● **Exercise requirements**
Copy the data exactly as it appears, and do not include any pictures.
--- start of Raw records ---
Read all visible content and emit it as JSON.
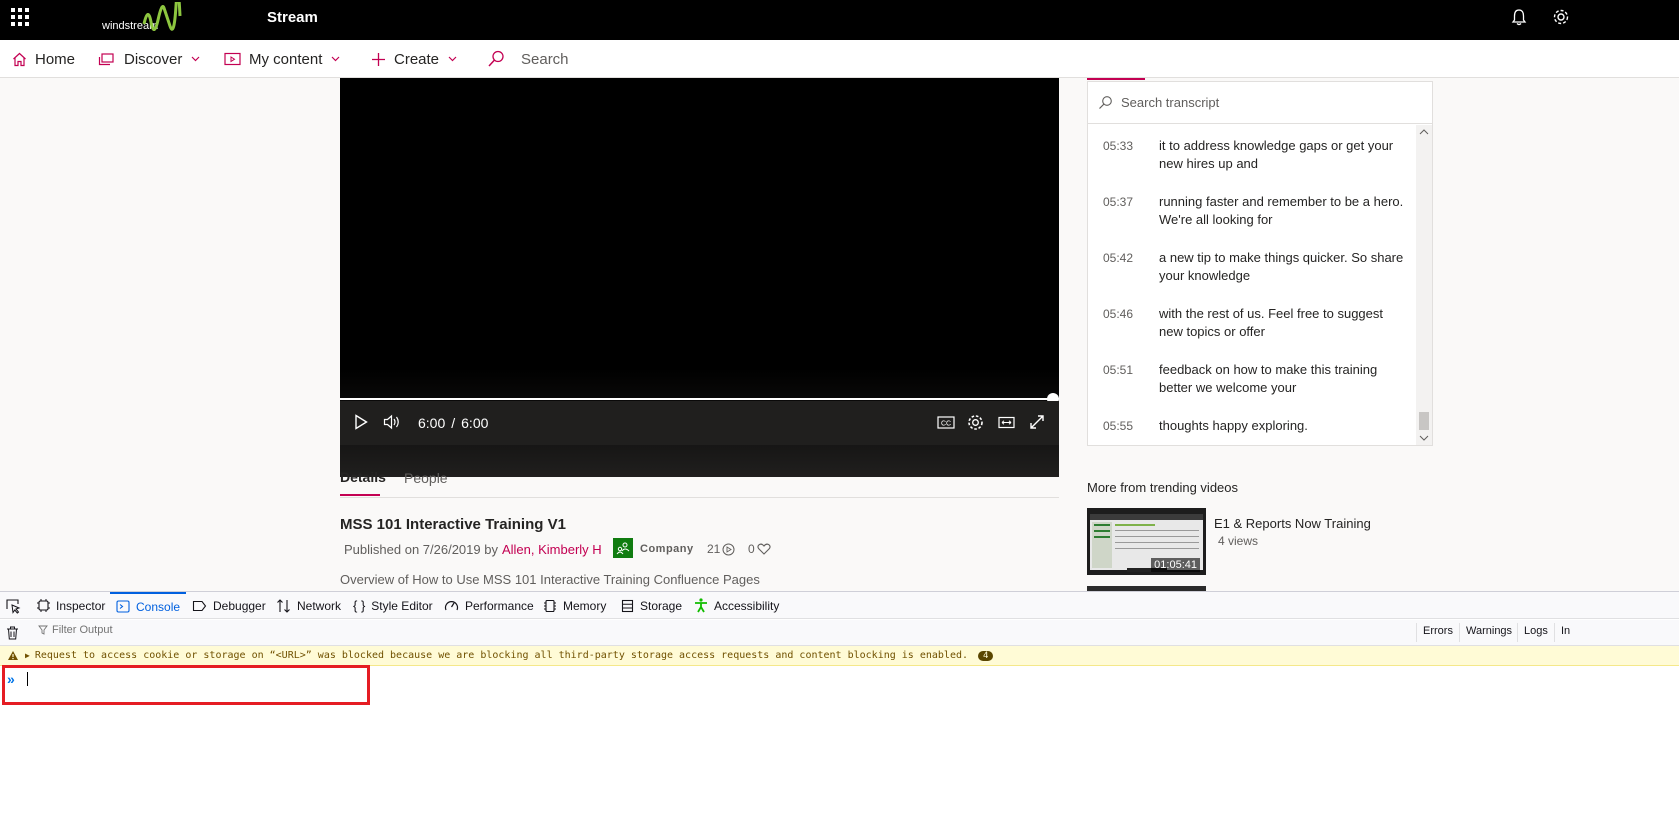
{
  "topbar": {
    "brand_text": "windstream",
    "app_title": "Stream"
  },
  "nav": {
    "home": "Home",
    "discover": "Discover",
    "my_content": "My content",
    "create": "Create",
    "search_placeholder": "Search"
  },
  "player": {
    "current_time": "6:00",
    "separator": "/",
    "duration": "6:00",
    "progress": 1.0
  },
  "details": {
    "tabs": [
      "Details",
      "People"
    ],
    "title": "MSS 101 Interactive Training V1",
    "published": "Published on 7/26/2019 by",
    "author": "Allen, Kimberly H",
    "company": "Company",
    "views": "21",
    "likes": "0",
    "description": "Overview of How to Use MSS 101 Interactive Training Confluence Pages"
  },
  "transcript": {
    "search_placeholder": "Search transcript",
    "rows": [
      {
        "time": "05:33",
        "text": "it to address knowledge gaps or get your new hires up and"
      },
      {
        "time": "05:37",
        "text": "running faster and remember to be a hero. We're all looking for"
      },
      {
        "time": "05:42",
        "text": "a new tip to make things quicker. So share your knowledge"
      },
      {
        "time": "05:46",
        "text": "with the rest of us. Feel free to suggest new topics or offer"
      },
      {
        "time": "05:51",
        "text": "feedback on how to make this training better we welcome your"
      },
      {
        "time": "05:55",
        "text": "thoughts happy exploring."
      }
    ]
  },
  "trending": {
    "heading": "More from trending videos",
    "items": [
      {
        "title": "E1 & Reports Now Training",
        "views": "4 views",
        "duration": "01:05:41"
      }
    ]
  },
  "devtools": {
    "tabs": [
      "Inspector",
      "Console",
      "Debugger",
      "Network",
      "Style Editor",
      "Performance",
      "Memory",
      "Storage",
      "Accessibility"
    ],
    "active_tab": "Console",
    "filter_placeholder": "Filter Output",
    "filter_buttons": [
      "Errors",
      "Warnings",
      "Logs",
      "In"
    ],
    "warning_text": "Request to access cookie or storage on “<URL>” was blocked because we are blocking all third-party storage access requests and content blocking is enabled.",
    "warning_count": "4",
    "prompt_symbol": "»"
  },
  "colors": {
    "accent": "#c30052",
    "devtools_blue": "#0060df",
    "highlight_box": "#e51d23",
    "brand_green": "#8dc63f"
  }
}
--- end of Raw records ---
● **Expected answer**
Read all visible content and emit it as JSON.
{
  "topbar": {
    "brand_text": "windstream",
    "app_title": "Stream"
  },
  "nav": {
    "home": "Home",
    "discover": "Discover",
    "my_content": "My content",
    "create": "Create",
    "search_placeholder": "Search"
  },
  "player": {
    "current_time": "6:00",
    "separator": "/",
    "duration": "6:00",
    "progress": 1.0
  },
  "details": {
    "tabs": [
      "Details",
      "People"
    ],
    "title": "MSS 101 Interactive Training V1",
    "published": "Published on 7/26/2019 by",
    "author": "Allen, Kimberly H",
    "company": "Company",
    "views": "21",
    "likes": "0",
    "description": "Overview of How to Use MSS 101 Interactive Training Confluence Pages"
  },
  "transcript": {
    "search_placeholder": "Search transcript",
    "rows": [
      {
        "time": "05:33",
        "text": "it to address knowledge gaps or get your new hires up and"
      },
      {
        "time": "05:37",
        "text": "running faster and remember to be a hero. We're all looking for"
      },
      {
        "time": "05:42",
        "text": "a new tip to make things quicker. So share your knowledge"
      },
      {
        "time": "05:46",
        "text": "with the rest of us. Feel free to suggest new topics or offer"
      },
      {
        "time": "05:51",
        "text": "feedback on how to make this training better we welcome your"
      },
      {
        "time": "05:55",
        "text": "thoughts happy exploring."
      }
    ]
  },
  "trending": {
    "heading": "More from trending videos",
    "items": [
      {
        "title": "E1 & Reports Now Training",
        "views": "4 views",
        "duration": "01:05:41"
      }
    ]
  },
  "devtools": {
    "tabs": [
      "Inspector",
      "Console",
      "Debugger",
      "Network",
      "Style Editor",
      "Performance",
      "Memory",
      "Storage",
      "Accessibility"
    ],
    "active_tab": "Console",
    "filter_placeholder": "Filter Output",
    "filter_buttons": [
      "Errors",
      "Warnings",
      "Logs",
      "In"
    ],
    "warning_text": "Request to access cookie or storage on “<URL>” was blocked because we are blocking all third-party storage access requests and content blocking is enabled.",
    "warning_count": "4",
    "prompt_symbol": "»"
  },
  "colors": {
    "accent": "#c30052",
    "devtools_blue": "#0060df",
    "highlight_box": "#e51d23",
    "brand_green": "#8dc63f"
  }
}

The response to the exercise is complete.